_AVAILABLE RECORDS_:
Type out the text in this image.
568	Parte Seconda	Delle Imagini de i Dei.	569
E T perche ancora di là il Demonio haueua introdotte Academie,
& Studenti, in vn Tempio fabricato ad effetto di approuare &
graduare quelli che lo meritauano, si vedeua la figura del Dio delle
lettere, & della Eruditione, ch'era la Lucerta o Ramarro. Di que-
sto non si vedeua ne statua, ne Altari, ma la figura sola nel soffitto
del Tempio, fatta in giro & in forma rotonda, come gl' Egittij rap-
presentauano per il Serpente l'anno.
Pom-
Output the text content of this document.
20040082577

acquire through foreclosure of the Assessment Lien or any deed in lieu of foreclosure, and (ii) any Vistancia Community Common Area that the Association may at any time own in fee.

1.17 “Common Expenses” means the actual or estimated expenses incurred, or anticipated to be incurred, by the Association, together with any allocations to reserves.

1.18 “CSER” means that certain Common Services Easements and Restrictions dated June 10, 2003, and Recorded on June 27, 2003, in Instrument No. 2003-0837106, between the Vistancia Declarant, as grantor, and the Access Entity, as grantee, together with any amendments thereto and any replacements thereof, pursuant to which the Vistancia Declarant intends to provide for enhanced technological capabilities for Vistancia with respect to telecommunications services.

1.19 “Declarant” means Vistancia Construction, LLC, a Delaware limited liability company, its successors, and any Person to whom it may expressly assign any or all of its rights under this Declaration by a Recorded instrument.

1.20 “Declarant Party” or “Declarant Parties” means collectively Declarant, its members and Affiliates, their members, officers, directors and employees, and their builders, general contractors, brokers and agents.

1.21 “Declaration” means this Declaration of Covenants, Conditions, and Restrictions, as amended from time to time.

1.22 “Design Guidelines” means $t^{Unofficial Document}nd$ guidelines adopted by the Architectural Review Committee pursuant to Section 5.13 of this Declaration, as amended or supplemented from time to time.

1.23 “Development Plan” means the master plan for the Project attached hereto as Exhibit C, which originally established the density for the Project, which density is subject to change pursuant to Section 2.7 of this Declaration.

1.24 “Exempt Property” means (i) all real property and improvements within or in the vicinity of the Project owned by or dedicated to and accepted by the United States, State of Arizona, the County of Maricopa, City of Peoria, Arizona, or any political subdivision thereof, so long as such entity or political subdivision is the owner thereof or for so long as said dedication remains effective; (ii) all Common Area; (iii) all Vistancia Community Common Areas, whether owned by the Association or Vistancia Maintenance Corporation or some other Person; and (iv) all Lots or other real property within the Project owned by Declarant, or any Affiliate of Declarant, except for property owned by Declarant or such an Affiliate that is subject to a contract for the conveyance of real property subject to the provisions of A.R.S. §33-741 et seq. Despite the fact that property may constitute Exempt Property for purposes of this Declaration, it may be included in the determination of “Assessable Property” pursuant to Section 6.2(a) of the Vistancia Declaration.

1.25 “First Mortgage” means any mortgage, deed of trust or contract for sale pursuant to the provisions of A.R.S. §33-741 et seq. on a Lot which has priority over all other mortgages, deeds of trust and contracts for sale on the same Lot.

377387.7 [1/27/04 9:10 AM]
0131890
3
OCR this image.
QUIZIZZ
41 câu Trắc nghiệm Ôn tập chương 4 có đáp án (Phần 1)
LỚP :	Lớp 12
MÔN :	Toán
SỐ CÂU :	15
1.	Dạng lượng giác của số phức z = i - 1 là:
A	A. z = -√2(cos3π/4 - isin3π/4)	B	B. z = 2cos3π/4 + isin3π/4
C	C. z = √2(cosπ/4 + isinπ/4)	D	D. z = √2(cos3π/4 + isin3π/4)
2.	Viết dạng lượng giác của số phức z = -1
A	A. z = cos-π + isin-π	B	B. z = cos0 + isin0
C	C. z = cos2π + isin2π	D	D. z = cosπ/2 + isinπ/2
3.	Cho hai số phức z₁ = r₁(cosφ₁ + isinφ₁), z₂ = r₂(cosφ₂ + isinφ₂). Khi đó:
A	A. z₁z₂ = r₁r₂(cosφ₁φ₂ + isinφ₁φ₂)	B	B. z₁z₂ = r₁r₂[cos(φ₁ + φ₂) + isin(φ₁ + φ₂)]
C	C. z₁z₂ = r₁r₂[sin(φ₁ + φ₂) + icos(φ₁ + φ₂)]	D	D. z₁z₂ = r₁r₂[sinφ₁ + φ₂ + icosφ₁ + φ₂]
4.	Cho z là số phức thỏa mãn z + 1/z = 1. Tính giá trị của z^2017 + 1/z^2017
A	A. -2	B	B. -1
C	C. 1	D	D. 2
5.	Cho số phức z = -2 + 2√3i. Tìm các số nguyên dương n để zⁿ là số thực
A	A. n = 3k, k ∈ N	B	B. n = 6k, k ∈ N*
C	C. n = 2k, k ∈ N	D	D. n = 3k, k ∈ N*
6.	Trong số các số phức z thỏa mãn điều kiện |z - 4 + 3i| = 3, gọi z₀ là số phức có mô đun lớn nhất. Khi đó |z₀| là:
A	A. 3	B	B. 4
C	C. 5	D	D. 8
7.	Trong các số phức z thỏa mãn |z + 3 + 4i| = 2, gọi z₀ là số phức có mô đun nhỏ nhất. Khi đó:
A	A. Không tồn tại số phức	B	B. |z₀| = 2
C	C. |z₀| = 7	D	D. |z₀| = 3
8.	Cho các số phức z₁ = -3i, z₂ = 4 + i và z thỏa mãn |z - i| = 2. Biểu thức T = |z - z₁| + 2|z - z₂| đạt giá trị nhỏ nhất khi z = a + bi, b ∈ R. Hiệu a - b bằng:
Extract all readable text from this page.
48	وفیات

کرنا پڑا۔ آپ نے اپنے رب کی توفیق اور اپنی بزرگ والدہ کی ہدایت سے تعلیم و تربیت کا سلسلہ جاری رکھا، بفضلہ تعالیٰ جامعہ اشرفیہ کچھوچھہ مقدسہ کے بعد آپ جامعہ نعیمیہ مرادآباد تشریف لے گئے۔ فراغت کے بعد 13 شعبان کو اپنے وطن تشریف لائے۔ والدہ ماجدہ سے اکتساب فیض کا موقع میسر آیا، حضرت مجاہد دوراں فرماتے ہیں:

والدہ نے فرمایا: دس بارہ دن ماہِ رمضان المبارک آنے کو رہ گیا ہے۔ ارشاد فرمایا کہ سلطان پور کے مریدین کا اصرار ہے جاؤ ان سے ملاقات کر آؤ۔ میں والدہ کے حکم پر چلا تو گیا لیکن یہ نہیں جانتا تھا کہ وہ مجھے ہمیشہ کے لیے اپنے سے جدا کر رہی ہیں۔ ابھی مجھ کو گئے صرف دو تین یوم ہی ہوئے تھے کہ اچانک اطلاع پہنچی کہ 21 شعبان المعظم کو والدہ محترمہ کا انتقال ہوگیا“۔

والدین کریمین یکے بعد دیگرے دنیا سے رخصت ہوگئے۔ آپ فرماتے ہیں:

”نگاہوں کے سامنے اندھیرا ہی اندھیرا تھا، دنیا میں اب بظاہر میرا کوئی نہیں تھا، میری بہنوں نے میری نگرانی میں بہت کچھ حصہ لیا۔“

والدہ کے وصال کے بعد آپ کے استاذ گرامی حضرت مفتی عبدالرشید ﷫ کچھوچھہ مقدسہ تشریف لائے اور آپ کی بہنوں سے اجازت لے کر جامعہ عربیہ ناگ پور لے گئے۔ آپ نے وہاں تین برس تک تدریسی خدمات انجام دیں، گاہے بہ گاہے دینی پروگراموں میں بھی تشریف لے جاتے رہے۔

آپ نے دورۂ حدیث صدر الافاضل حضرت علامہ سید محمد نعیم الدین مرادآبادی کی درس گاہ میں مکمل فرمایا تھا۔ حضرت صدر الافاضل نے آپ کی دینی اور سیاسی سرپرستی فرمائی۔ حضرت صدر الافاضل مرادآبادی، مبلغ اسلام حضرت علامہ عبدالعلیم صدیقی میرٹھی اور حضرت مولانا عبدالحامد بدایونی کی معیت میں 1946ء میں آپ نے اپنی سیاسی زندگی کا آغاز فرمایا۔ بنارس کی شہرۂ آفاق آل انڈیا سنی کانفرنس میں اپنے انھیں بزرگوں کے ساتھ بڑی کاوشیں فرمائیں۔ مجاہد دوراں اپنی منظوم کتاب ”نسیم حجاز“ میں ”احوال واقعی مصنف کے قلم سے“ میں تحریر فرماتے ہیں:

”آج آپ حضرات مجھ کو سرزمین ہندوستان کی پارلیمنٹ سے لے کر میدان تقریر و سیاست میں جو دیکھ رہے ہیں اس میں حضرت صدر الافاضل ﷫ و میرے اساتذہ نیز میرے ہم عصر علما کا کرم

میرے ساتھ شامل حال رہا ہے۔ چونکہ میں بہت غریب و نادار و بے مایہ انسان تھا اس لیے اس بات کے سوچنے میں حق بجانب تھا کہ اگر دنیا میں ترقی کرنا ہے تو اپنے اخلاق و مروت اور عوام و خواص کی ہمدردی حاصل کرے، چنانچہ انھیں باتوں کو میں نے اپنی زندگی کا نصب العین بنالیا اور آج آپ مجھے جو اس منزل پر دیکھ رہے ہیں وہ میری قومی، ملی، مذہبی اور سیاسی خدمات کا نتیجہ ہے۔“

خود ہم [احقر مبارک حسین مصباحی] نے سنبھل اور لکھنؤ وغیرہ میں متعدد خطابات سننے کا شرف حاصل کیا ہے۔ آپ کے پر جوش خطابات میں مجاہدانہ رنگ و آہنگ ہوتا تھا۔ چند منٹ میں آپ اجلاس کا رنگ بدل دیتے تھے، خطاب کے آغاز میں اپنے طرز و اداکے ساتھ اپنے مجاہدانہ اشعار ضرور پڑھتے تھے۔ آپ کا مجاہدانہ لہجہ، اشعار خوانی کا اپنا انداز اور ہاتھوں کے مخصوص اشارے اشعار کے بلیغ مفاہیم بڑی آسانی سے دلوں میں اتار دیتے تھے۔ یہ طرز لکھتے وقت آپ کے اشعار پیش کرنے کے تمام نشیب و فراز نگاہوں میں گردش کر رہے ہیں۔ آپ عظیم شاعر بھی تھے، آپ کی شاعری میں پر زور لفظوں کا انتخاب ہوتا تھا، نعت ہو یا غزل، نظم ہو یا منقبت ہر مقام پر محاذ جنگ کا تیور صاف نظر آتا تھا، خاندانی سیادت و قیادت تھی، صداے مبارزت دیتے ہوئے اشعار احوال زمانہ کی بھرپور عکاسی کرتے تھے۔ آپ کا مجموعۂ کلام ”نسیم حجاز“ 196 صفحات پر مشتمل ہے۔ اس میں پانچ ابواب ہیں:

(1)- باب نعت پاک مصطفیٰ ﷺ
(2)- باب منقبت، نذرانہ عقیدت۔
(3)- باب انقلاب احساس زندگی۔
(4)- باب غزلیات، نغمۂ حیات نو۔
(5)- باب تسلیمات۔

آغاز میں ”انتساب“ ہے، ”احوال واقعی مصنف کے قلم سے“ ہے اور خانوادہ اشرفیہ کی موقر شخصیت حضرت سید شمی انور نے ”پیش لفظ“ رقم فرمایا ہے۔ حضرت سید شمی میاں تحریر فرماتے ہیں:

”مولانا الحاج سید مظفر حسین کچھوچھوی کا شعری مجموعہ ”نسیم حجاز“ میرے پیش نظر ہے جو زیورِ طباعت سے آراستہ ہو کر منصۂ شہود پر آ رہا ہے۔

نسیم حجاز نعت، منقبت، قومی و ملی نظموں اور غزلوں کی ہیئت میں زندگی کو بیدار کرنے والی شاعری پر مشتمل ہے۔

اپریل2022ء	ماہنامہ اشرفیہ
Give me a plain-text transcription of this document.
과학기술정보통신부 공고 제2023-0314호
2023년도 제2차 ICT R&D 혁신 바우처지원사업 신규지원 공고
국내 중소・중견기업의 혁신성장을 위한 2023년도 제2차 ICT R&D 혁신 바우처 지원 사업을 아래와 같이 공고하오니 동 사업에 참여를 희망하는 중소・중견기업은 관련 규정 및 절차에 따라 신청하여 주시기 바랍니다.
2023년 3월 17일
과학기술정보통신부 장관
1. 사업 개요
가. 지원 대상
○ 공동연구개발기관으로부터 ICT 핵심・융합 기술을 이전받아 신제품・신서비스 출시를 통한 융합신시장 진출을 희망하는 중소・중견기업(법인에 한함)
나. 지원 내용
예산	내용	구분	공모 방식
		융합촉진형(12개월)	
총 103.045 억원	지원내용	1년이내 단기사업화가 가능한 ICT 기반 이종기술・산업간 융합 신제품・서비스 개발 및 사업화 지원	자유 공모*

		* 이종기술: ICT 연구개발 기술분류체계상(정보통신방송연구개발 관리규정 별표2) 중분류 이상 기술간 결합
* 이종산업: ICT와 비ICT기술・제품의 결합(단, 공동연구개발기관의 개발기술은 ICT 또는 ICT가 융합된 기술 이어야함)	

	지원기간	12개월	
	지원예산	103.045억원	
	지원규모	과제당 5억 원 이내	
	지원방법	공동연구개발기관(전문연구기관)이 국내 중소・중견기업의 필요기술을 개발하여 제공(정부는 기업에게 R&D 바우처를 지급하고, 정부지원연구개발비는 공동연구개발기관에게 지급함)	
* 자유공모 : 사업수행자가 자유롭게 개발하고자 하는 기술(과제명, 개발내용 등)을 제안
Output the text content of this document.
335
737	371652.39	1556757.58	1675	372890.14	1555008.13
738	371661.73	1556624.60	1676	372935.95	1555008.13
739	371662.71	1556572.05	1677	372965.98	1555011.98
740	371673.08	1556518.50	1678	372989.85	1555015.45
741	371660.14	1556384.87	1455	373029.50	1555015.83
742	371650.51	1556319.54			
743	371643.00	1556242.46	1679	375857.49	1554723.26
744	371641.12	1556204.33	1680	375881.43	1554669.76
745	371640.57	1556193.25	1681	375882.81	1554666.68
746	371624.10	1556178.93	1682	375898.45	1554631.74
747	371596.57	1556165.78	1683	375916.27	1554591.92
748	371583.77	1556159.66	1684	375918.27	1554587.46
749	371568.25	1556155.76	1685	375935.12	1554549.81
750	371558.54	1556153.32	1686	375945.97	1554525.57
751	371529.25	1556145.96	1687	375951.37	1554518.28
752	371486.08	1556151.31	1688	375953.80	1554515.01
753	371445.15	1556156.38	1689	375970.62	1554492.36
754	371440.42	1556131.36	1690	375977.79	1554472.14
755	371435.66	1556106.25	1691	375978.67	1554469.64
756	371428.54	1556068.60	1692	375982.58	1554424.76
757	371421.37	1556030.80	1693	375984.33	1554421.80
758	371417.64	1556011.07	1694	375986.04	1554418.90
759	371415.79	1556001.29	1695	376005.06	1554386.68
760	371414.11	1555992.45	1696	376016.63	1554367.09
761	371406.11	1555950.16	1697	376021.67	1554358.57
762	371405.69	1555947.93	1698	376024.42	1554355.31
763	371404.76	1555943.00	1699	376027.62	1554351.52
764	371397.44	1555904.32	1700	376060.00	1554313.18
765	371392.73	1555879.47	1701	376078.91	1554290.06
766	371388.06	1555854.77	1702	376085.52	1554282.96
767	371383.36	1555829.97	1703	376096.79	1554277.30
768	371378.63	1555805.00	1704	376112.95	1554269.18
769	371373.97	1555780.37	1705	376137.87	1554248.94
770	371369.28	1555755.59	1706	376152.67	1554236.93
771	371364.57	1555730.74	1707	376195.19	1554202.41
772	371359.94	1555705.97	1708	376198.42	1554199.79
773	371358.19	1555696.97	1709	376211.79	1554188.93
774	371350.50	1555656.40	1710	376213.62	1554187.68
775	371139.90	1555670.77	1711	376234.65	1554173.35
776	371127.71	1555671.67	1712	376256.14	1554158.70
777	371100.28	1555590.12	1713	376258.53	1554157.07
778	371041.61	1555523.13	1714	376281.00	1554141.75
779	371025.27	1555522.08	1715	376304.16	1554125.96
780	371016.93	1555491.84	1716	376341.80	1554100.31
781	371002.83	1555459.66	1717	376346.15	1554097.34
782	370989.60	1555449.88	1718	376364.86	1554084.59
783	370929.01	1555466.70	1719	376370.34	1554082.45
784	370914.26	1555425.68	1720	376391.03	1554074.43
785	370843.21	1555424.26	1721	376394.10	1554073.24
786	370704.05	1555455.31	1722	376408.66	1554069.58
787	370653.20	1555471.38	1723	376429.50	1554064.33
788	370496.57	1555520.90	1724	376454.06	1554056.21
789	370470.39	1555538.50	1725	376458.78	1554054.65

_PROBLEM DESCRIPTION_: Look over the listing. Pull out every line with the string "Tempio" in it.

_ANSWER IN FULL_:
& Studenti, in vn Tempio fabricato ad effetto di approuare &
del Tempio, fatta in giro & in forma rotonda, come gl' Egittij rap-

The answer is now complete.